* WRITTEN INSTRUCTION: Could you write out the records below exactly as they appear?

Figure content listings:
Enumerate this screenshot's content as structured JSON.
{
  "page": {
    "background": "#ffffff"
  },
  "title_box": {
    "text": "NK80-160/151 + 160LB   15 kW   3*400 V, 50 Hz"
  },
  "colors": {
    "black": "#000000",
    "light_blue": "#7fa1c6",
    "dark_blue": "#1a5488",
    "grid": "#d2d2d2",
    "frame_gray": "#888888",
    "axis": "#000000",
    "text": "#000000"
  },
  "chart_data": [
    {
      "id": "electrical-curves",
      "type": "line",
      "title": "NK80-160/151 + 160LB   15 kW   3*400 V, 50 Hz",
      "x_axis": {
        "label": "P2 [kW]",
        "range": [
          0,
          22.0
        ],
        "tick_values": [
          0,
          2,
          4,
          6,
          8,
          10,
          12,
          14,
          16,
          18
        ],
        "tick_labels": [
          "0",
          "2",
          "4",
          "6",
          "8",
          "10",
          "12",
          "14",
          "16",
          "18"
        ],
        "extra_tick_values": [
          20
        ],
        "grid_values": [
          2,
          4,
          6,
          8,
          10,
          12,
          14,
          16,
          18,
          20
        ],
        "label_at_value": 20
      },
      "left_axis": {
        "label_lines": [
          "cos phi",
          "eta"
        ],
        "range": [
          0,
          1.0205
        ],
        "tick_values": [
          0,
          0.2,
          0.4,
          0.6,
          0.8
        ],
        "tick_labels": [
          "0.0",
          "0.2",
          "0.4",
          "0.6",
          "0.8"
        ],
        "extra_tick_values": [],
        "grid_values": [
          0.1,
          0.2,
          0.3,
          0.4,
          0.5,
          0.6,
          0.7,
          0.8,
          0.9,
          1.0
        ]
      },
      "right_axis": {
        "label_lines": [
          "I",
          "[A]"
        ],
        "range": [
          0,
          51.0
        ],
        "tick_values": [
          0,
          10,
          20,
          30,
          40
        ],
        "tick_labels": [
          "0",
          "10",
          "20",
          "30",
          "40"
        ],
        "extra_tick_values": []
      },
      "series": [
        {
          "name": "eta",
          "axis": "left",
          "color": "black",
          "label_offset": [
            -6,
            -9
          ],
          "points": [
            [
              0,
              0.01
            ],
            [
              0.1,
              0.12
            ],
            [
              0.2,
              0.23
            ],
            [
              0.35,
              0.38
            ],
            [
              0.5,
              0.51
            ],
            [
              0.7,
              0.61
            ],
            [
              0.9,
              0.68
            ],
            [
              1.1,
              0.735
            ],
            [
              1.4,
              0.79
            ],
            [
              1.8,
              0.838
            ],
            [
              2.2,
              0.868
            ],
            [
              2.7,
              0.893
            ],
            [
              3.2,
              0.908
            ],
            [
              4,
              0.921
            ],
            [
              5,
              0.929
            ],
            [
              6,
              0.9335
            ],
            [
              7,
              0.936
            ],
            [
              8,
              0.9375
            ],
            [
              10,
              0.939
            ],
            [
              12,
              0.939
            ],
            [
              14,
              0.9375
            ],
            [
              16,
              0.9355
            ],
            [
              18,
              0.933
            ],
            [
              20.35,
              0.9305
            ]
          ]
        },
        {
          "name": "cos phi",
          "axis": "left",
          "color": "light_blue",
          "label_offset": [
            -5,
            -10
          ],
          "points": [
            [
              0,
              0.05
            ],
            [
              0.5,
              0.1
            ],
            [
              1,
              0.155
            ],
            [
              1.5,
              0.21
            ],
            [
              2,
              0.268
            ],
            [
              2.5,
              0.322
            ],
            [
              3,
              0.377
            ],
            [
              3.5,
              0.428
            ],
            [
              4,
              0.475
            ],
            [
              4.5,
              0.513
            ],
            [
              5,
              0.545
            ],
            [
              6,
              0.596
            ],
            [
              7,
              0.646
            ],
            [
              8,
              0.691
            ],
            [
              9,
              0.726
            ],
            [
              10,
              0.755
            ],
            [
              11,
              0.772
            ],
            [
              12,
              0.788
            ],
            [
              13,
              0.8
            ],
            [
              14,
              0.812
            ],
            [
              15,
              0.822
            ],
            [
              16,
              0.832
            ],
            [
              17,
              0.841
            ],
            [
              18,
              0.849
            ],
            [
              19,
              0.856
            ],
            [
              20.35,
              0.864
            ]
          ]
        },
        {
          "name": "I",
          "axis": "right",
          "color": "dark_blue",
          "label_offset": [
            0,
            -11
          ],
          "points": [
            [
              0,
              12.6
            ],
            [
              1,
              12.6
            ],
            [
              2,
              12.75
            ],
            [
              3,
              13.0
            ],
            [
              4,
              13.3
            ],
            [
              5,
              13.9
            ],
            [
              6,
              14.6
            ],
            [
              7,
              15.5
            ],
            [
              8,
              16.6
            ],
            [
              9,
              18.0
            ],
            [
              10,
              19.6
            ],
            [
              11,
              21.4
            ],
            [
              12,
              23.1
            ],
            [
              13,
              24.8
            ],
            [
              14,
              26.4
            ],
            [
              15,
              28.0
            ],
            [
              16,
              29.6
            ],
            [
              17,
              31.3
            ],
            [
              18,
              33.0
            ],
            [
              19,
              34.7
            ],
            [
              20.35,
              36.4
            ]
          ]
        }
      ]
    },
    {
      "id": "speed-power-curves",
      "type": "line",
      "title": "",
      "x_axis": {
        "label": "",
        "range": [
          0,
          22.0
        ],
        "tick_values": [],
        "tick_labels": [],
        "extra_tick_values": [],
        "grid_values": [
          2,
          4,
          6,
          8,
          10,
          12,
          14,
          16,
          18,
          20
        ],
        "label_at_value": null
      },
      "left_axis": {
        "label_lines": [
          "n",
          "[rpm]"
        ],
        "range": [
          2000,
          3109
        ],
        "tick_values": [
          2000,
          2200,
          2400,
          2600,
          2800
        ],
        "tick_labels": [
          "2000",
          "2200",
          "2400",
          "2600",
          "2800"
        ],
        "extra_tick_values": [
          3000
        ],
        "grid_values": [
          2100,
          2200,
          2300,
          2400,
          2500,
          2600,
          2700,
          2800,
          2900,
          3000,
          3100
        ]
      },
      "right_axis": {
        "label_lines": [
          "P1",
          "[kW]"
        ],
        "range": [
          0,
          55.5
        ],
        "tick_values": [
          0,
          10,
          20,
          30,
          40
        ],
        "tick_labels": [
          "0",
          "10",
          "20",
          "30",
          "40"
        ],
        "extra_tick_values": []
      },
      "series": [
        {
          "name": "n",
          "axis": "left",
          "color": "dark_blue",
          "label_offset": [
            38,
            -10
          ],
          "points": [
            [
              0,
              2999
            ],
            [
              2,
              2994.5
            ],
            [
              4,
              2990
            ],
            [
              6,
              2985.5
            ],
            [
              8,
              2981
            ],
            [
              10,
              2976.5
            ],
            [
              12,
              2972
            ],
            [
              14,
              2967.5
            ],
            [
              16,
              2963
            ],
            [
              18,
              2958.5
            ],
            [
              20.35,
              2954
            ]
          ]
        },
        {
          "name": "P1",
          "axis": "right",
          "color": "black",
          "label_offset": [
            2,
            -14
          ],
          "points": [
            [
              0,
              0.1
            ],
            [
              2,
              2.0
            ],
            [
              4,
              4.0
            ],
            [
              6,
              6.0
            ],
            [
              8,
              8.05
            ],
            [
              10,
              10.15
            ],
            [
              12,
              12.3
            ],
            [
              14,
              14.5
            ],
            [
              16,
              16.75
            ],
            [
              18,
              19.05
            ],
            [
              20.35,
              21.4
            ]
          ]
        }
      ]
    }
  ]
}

* ANSWER TO THIS PROBLEM:
Enumerate this screenshot's content as structured JSON.
{
  "page": {
    "background": "#ffffff"
  },
  "title_box": {
    "text": "NK80-160/151 + 160LB   15 kW   3*400 V, 50 Hz"
  },
  "colors": {
    "black": "#000000",
    "light_blue": "#7fa1c6",
    "dark_blue": "#1a5488",
    "grid": "#d2d2d2",
    "frame_gray": "#888888",
    "axis": "#000000",
    "text": "#000000"
  },
  "chart_data": [
    {
      "id": "electrical-curves",
      "type": "line",
      "title": "NK80-160/151 + 160LB   15 kW   3*400 V, 50 Hz",
      "x_axis": {
        "label": "P2 [kW]",
        "range": [
          0,
          22.0
        ],
        "tick_values": [
          0,
          2,
          4,
          6,
          8,
          10,
          12,
          14,
          16,
          18
        ],
        "tick_labels": [
          "0",
          "2",
          "4",
          "6",
          "8",
          "10",
          "12",
          "14",
          "16",
          "18"
        ],
        "extra_tick_values": [
          20
        ],
        "grid_values": [
          2,
          4,
          6,
          8,
          10,
          12,
          14,
          16,
          18,
          20
        ],
        "label_at_value": 20
      },
      "left_axis": {
        "label_lines": [
          "cos phi",
          "eta"
        ],
        "range": [
          0,
          1.0205
        ],
        "tick_values": [
          0,
          0.2,
          0.4,
          0.6,
          0.8
        ],
        "tick_labels": [
          "0.0",
          "0.2",
          "0.4",
          "0.6",
          "0.8"
        ],
        "extra_tick_values": [],
        "grid_values": [
          0.1,
          0.2,
          0.3,
          0.4,
          0.5,
          0.6,
          0.7,
          0.8,
          0.9,
          1.0
        ]
      },
      "right_axis": {
        "label_lines": [
          "I",
          "[A]"
        ],
        "range": [
          0,
          51.0
        ],
        "tick_values": [
          0,
          10,
          20,
          30,
          40
        ],
        "tick_labels": [
          "0",
          "10",
          "20",
          "30",
          "40"
        ],
        "extra_tick_values": []
      },
      "series": [
        {
          "name": "eta",
          "axis": "left",
          "color": "black",
          "label_offset": [
            -6,
            -9
          ],
          "points": [
            [
              0,
              0.01
            ],
            [
              0.1,
              0.12
            ],
            [
              0.2,
              0.23
            ],
            [
              0.35,
              0.38
            ],
            [
              0.5,
              0.51
            ],
            [
              0.7,
              0.61
            ],
            [
              0.9,
              0.68
            ],
            [
              1.1,
              0.735
            ],
            [
              1.4,
              0.79
            ],
            [
              1.8,
              0.838
            ],
            [
              2.2,
              0.868
            ],
            [
              2.7,
              0.893
            ],
            [
              3.2,
              0.908
            ],
            [
              4,
              0.921
            ],
            [
              5,
              0.929
            ],
            [
              6,
              0.9335
            ],
            [
              7,
              0.936
            ],
            [
              8,
              0.9375
            ],
            [
              10,
              0.939
            ],
            [
              12,
              0.939
            ],
            [
              14,
              0.9375
            ],
            [
              16,
              0.9355
            ],
            [
              18,
              0.933
            ],
            [
              20.35,
              0.9305
            ]
          ]
        },
        {
          "name": "cos phi",
          "axis": "left",
          "color": "light_blue",
          "label_offset": [
            -5,
            -10
          ],
          "points": [
            [
              0,
              0.05
            ],
            [
              0.5,
              0.1
            ],
            [
              1,
              0.155
            ],
            [
              1.5,
              0.21
            ],
            [
              2,
              0.268
            ],
            [
              2.5,
              0.322
            ],
            [
              3,
              0.377
            ],
            [
              3.5,
              0.428
            ],
            [
              4,
              0.475
            ],
            [
              4.5,
              0.513
            ],
            [
              5,
              0.545
            ],
            [
              6,
              0.596
            ],
            [
              7,
              0.646
            ],
            [
              8,
              0.691
            ],
            [
              9,
              0.726
            ],
            [
              10,
              0.755
            ],
            [
              11,
              0.772
            ],
            [
              12,
              0.788
            ],
            [
              13,
              0.8
            ],
            [
              14,
              0.812
            ],
            [
              15,
              0.822
            ],
            [
              16,
              0.832
            ],
            [
              17,
              0.841
            ],
            [
              18,
              0.849
            ],
            [
              19,
              0.856
            ],
            [
              20.35,
              0.864
            ]
          ]
        },
        {
          "name": "I",
          "axis": "right",
          "color": "dark_blue",
          "label_offset": [
            0,
            -11
          ],
          "points": [
            [
              0,
              12.6
            ],
            [
              1,
              12.6
            ],
            [
              2,
              12.75
            ],
            [
              3,
              13.0
            ],
            [
              4,
              13.3
            ],
            [
              5,
              13.9
            ],
            [
              6,
              14.6
            ],
            [
              7,
              15.5
            ],
            [
              8,
              16.6
            ],
            [
              9,
              18.0
            ],
            [
              10,
              19.6
            ],
            [
              11,
              21.4
            ],
            [
              12,
              23.1
            ],
            [
              13,
              24.8
            ],
            [
              14,
              26.4
            ],
            [
              15,
              28.0
            ],
            [
              16,
              29.6
            ],
            [
              17,
              31.3
            ],
            [
              18,
              33.0
            ],
            [
              19,
              34.7
            ],
            [
              20.35,
              36.4
            ]
          ]
        }
      ]
    },
    {
      "id": "speed-power-curves",
      "type": "line",
      "title": "",
      "x_axis": {
        "label": "",
        "range": [
          0,
          22.0
        ],
        "tick_values": [],
        "tick_labels": [],
        "extra_tick_values": [],
        "grid_values": [
          2,
          4,
          6,
          8,
          10,
          12,
          14,
          16,
          18,
          20
        ],
        "label_at_value": null
      },
      "left_axis": {
        "label_lines": [
          "n",
          "[rpm]"
        ],
        "range": [
          2000,
          3109
        ],
        "tick_values": [
          2000,
          2200,
          2400,
          2600,
          2800
        ],
        "tick_labels": [
          "2000",
          "2200",
          "2400",
          "2600",
          "2800"
        ],
        "extra_tick_values": [
          3000
        ],
        "grid_values": [
          2100,
          2200,
          2300,
          2400,
          2500,
          2600,
          2700,
          2800,
          2900,
          3000,
          3100
        ]
      },
      "right_axis": {
        "label_lines": [
          "P1",
          "[kW]"
        ],
        "range": [
          0,
          55.5
        ],
        "tick_values": [
          0,
          10,
          20,
          30,
          40
        ],
        "tick_labels": [
          "0",
          "10",
          "20",
          "30",
          "40"
        ],
        "extra_tick_values": []
      },
      "series": [
        {
          "name": "n",
          "axis": "left",
          "color": "dark_blue",
          "label_offset": [
            38,
            -10
          ],
          "points": [
            [
              0,
              2999
            ],
            [
              2,
              2994.5
            ],
            [
              4,
              2990
            ],
            [
              6,
              2985.5
            ],
            [
              8,
              2981
            ],
            [
              10,
              2976.5
            ],
            [
              12,
              2972
            ],
            [
              14,
              2967.5
            ],
            [
              16,
              2963
            ],
            [
              18,
              2958.5
            ],
            [
              20.35,
              2954
            ]
          ]
        },
        {
          "name": "P1",
          "axis": "right",
          "color": "black",
          "label_offset": [
            2,
            -14
          ],
          "points": [
            [
              0,
              0.1
            ],
            [
              2,
              2.0
            ],
            [
              4,
              4.0
            ],
            [
              6,
              6.0
            ],
            [
              8,
              8.05
            ],
            [
              10,
              10.15
            ],
            [
              12,
              12.3
            ],
            [
              14,
              14.5
            ],
            [
              16,
              16.75
            ],
            [
              18,
              19.05
            ],
            [
              20.35,
              21.4
            ]
          ]
        }
      ]
    }
  ]
}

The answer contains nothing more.